Excerpt from a dataset -
--- --- ---
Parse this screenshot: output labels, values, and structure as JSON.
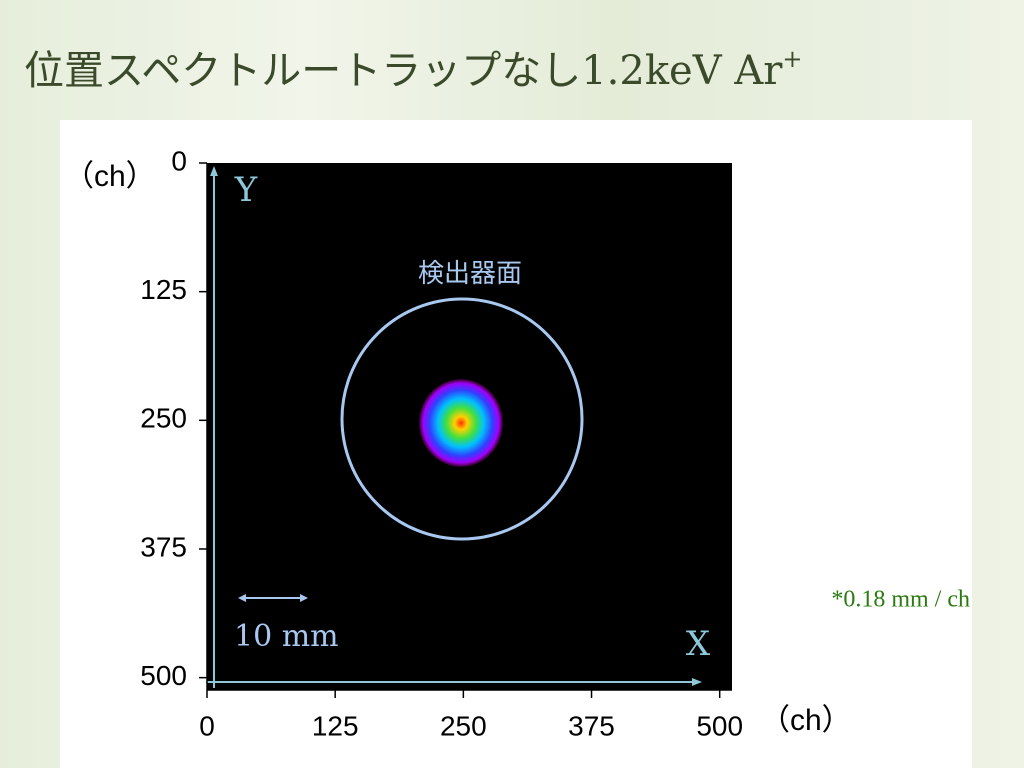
{
  "chart_data": {
    "type": "heatmap",
    "title": "位置スペクトルートラップなし1.2keV Ar",
    "title_superscript": "+",
    "xlim": [
      0,
      512
    ],
    "ylim": [
      0,
      512
    ],
    "y_reversed": true,
    "xticks": [
      0,
      125,
      250,
      375,
      500
    ],
    "yticks": [
      0,
      125,
      250,
      375,
      500
    ],
    "x_unit": "（ch）",
    "y_unit": "（ch）",
    "x_arrow_label": "X",
    "y_arrow_label": "Y",
    "detector_label": "検出器面",
    "scale_bar_label": "10 mm",
    "scale_note": "*0.18 mm / ch"
  }
}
--- --- ---
AIM - Return to the listing above and set it down exactly, leaving out its pictures.

ANSWER BELOW -
Parse this screenshot: output labels, values, and structure as JSON.
{
  "chart_data": {
    "type": "heatmap",
    "title": "位置スペクトルートラップなし1.2keV Ar",
    "title_superscript": "+",
    "xlim": [
      0,
      512
    ],
    "ylim": [
      0,
      512
    ],
    "y_reversed": true,
    "xticks": [
      0,
      125,
      250,
      375,
      500
    ],
    "yticks": [
      0,
      125,
      250,
      375,
      500
    ],
    "x_unit": "（ch）",
    "y_unit": "（ch）",
    "x_arrow_label": "X",
    "y_arrow_label": "Y",
    "detector_label": "検出器面",
    "scale_bar_label": "10 mm",
    "scale_note": "*0.18 mm / ch"
  }
}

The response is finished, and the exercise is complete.